* EXERCISE INSTRUCTIONS
The entries below should be output exactly as written.

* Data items
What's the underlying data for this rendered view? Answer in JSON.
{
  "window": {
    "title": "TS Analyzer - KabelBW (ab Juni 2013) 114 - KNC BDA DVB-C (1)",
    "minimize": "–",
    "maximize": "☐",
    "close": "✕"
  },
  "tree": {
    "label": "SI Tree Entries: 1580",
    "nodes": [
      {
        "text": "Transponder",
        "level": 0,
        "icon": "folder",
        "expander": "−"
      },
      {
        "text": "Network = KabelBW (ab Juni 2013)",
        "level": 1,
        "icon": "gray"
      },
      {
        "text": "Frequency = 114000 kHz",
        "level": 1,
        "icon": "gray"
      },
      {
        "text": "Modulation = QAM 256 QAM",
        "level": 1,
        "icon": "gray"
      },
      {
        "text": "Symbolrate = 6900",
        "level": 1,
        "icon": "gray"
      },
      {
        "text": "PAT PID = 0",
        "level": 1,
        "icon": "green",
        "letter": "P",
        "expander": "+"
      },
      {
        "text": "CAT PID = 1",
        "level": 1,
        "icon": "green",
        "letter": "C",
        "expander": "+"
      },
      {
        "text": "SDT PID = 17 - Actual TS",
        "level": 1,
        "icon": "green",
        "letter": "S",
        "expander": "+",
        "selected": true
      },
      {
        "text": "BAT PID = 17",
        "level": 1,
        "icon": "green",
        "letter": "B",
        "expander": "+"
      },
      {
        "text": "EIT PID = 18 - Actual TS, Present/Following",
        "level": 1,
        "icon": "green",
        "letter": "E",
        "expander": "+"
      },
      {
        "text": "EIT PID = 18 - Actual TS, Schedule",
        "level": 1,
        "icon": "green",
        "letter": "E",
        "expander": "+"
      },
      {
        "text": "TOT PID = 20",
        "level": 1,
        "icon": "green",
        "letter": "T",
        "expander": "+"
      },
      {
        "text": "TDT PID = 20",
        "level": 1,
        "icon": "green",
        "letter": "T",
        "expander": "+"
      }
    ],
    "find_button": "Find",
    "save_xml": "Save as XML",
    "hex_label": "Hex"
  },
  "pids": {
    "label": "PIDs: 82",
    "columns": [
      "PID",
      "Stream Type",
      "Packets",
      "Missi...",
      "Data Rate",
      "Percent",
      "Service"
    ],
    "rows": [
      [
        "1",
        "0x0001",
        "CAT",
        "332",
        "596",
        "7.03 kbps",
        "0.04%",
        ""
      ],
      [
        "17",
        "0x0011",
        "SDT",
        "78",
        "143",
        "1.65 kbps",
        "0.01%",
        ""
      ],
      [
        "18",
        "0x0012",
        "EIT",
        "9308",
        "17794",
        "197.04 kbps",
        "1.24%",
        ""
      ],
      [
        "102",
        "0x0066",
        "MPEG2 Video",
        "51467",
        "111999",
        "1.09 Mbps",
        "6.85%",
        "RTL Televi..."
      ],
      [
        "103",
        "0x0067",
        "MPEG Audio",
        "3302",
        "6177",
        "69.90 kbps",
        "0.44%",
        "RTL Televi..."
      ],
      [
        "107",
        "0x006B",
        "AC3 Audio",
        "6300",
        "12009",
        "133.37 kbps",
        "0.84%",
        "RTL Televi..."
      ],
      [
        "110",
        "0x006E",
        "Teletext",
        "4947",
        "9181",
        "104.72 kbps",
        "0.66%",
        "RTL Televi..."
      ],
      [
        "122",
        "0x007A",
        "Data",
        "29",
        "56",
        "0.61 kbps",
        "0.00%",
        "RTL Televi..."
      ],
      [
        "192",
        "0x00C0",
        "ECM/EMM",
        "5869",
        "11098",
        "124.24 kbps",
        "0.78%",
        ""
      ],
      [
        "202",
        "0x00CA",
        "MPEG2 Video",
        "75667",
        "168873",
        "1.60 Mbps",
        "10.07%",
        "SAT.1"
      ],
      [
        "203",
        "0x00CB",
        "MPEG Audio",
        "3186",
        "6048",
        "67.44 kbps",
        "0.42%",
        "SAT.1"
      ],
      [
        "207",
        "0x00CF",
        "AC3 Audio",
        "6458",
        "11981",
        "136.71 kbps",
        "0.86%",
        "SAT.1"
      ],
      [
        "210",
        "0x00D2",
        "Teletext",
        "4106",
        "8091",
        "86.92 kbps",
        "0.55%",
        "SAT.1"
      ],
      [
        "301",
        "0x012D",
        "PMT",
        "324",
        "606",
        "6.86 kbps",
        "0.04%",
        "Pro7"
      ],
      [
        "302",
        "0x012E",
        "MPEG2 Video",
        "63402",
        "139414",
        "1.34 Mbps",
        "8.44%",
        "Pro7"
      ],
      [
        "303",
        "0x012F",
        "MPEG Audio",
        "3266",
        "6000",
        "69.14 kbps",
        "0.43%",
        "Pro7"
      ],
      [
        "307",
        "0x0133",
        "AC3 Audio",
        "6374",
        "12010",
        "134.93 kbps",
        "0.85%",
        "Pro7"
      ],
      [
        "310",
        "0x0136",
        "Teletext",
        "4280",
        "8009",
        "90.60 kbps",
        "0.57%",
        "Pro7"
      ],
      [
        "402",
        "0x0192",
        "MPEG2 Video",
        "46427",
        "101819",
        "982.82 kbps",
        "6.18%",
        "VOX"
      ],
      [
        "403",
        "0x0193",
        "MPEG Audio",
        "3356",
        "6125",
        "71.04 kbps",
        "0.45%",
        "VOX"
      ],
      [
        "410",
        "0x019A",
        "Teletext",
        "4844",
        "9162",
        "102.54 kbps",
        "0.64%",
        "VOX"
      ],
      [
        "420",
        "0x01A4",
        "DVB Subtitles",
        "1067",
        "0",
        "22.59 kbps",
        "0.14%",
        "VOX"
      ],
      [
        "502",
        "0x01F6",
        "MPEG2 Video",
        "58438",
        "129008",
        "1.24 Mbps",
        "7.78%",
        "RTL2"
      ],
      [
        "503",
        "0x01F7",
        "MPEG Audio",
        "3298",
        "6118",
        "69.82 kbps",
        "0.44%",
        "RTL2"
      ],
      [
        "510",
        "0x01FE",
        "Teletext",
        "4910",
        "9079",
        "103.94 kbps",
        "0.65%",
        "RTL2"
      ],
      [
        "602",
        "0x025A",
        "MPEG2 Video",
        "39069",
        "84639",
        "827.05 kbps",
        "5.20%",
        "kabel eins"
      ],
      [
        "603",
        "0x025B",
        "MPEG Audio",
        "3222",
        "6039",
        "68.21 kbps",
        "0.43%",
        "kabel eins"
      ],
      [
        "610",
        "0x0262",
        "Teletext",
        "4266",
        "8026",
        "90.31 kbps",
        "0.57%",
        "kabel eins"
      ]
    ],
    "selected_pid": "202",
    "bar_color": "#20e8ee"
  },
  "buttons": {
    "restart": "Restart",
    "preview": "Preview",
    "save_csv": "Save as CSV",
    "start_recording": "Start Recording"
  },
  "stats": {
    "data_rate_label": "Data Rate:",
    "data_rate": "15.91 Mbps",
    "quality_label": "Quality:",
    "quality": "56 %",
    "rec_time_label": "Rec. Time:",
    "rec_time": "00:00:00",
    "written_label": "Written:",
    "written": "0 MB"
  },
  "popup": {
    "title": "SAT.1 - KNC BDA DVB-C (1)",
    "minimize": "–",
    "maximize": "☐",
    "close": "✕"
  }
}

* EXERCISE RESPONSE
What's the underlying data for this rendered view? Answer in JSON.
{
  "window": {
    "title": "TS Analyzer - KabelBW (ab Juni 2013) 114 - KNC BDA DVB-C (1)",
    "minimize": "–",
    "maximize": "☐",
    "close": "✕"
  },
  "tree": {
    "label": "SI Tree Entries: 1580",
    "nodes": [
      {
        "text": "Transponder",
        "level": 0,
        "icon": "folder",
        "expander": "−"
      },
      {
        "text": "Network = KabelBW (ab Juni 2013)",
        "level": 1,
        "icon": "gray"
      },
      {
        "text": "Frequency = 114000 kHz",
        "level": 1,
        "icon": "gray"
      },
      {
        "text": "Modulation = QAM 256 QAM",
        "level": 1,
        "icon": "gray"
      },
      {
        "text": "Symbolrate = 6900",
        "level": 1,
        "icon": "gray"
      },
      {
        "text": "PAT PID = 0",
        "level": 1,
        "icon": "green",
        "letter": "P",
        "expander": "+"
      },
      {
        "text": "CAT PID = 1",
        "level": 1,
        "icon": "green",
        "letter": "C",
        "expander": "+"
      },
      {
        "text": "SDT PID = 17 - Actual TS",
        "level": 1,
        "icon": "green",
        "letter": "S",
        "expander": "+",
        "selected": true
      },
      {
        "text": "BAT PID = 17",
        "level": 1,
        "icon": "green",
        "letter": "B",
        "expander": "+"
      },
      {
        "text": "EIT PID = 18 - Actual TS, Present/Following",
        "level": 1,
        "icon": "green",
        "letter": "E",
        "expander": "+"
      },
      {
        "text": "EIT PID = 18 - Actual TS, Schedule",
        "level": 1,
        "icon": "green",
        "letter": "E",
        "expander": "+"
      },
      {
        "text": "TOT PID = 20",
        "level": 1,
        "icon": "green",
        "letter": "T",
        "expander": "+"
      },
      {
        "text": "TDT PID = 20",
        "level": 1,
        "icon": "green",
        "letter": "T",
        "expander": "+"
      }
    ],
    "find_button": "Find",
    "save_xml": "Save as XML",
    "hex_label": "Hex"
  },
  "pids": {
    "label": "PIDs: 82",
    "columns": [
      "PID",
      "Stream Type",
      "Packets",
      "Missi...",
      "Data Rate",
      "Percent",
      "Service"
    ],
    "rows": [
      [
        "1",
        "0x0001",
        "CAT",
        "332",
        "596",
        "7.03 kbps",
        "0.04%",
        ""
      ],
      [
        "17",
        "0x0011",
        "SDT",
        "78",
        "143",
        "1.65 kbps",
        "0.01%",
        ""
      ],
      [
        "18",
        "0x0012",
        "EIT",
        "9308",
        "17794",
        "197.04 kbps",
        "1.24%",
        ""
      ],
      [
        "102",
        "0x0066",
        "MPEG2 Video",
        "51467",
        "111999",
        "1.09 Mbps",
        "6.85%",
        "RTL Televi..."
      ],
      [
        "103",
        "0x0067",
        "MPEG Audio",
        "3302",
        "6177",
        "69.90 kbps",
        "0.44%",
        "RTL Televi..."
      ],
      [
        "107",
        "0x006B",
        "AC3 Audio",
        "6300",
        "12009",
        "133.37 kbps",
        "0.84%",
        "RTL Televi..."
      ],
      [
        "110",
        "0x006E",
        "Teletext",
        "4947",
        "9181",
        "104.72 kbps",
        "0.66%",
        "RTL Televi..."
      ],
      [
        "122",
        "0x007A",
        "Data",
        "29",
        "56",
        "0.61 kbps",
        "0.00%",
        "RTL Televi..."
      ],
      [
        "192",
        "0x00C0",
        "ECM/EMM",
        "5869",
        "11098",
        "124.24 kbps",
        "0.78%",
        ""
      ],
      [
        "202",
        "0x00CA",
        "MPEG2 Video",
        "75667",
        "168873",
        "1.60 Mbps",
        "10.07%",
        "SAT.1"
      ],
      [
        "203",
        "0x00CB",
        "MPEG Audio",
        "3186",
        "6048",
        "67.44 kbps",
        "0.42%",
        "SAT.1"
      ],
      [
        "207",
        "0x00CF",
        "AC3 Audio",
        "6458",
        "11981",
        "136.71 kbps",
        "0.86%",
        "SAT.1"
      ],
      [
        "210",
        "0x00D2",
        "Teletext",
        "4106",
        "8091",
        "86.92 kbps",
        "0.55%",
        "SAT.1"
      ],
      [
        "301",
        "0x012D",
        "PMT",
        "324",
        "606",
        "6.86 kbps",
        "0.04%",
        "Pro7"
      ],
      [
        "302",
        "0x012E",
        "MPEG2 Video",
        "63402",
        "139414",
        "1.34 Mbps",
        "8.44%",
        "Pro7"
      ],
      [
        "303",
        "0x012F",
        "MPEG Audio",
        "3266",
        "6000",
        "69.14 kbps",
        "0.43%",
        "Pro7"
      ],
      [
        "307",
        "0x0133",
        "AC3 Audio",
        "6374",
        "12010",
        "134.93 kbps",
        "0.85%",
        "Pro7"
      ],
      [
        "310",
        "0x0136",
        "Teletext",
        "4280",
        "8009",
        "90.60 kbps",
        "0.57%",
        "Pro7"
      ],
      [
        "402",
        "0x0192",
        "MPEG2 Video",
        "46427",
        "101819",
        "982.82 kbps",
        "6.18%",
        "VOX"
      ],
      [
        "403",
        "0x0193",
        "MPEG Audio",
        "3356",
        "6125",
        "71.04 kbps",
        "0.45%",
        "VOX"
      ],
      [
        "410",
        "0x019A",
        "Teletext",
        "4844",
        "9162",
        "102.54 kbps",
        "0.64%",
        "VOX"
      ],
      [
        "420",
        "0x01A4",
        "DVB Subtitles",
        "1067",
        "0",
        "22.59 kbps",
        "0.14%",
        "VOX"
      ],
      [
        "502",
        "0x01F6",
        "MPEG2 Video",
        "58438",
        "129008",
        "1.24 Mbps",
        "7.78%",
        "RTL2"
      ],
      [
        "503",
        "0x01F7",
        "MPEG Audio",
        "3298",
        "6118",
        "69.82 kbps",
        "0.44%",
        "RTL2"
      ],
      [
        "510",
        "0x01FE",
        "Teletext",
        "4910",
        "9079",
        "103.94 kbps",
        "0.65%",
        "RTL2"
      ],
      [
        "602",
        "0x025A",
        "MPEG2 Video",
        "39069",
        "84639",
        "827.05 kbps",
        "5.20%",
        "kabel eins"
      ],
      [
        "603",
        "0x025B",
        "MPEG Audio",
        "3222",
        "6039",
        "68.21 kbps",
        "0.43%",
        "kabel eins"
      ],
      [
        "610",
        "0x0262",
        "Teletext",
        "4266",
        "8026",
        "90.31 kbps",
        "0.57%",
        "kabel eins"
      ]
    ],
    "selected_pid": "202",
    "bar_color": "#20e8ee"
  },
  "buttons": {
    "restart": "Restart",
    "preview": "Preview",
    "save_csv": "Save as CSV",
    "start_recording": "Start Recording"
  },
  "stats": {
    "data_rate_label": "Data Rate:",
    "data_rate": "15.91 Mbps",
    "quality_label": "Quality:",
    "quality": "56 %",
    "rec_time_label": "Rec. Time:",
    "rec_time": "00:00:00",
    "written_label": "Written:",
    "written": "0 MB"
  },
  "popup": {
    "title": "SAT.1 - KNC BDA DVB-C (1)",
    "minimize": "–",
    "maximize": "☐",
    "close": "✕"
  }
}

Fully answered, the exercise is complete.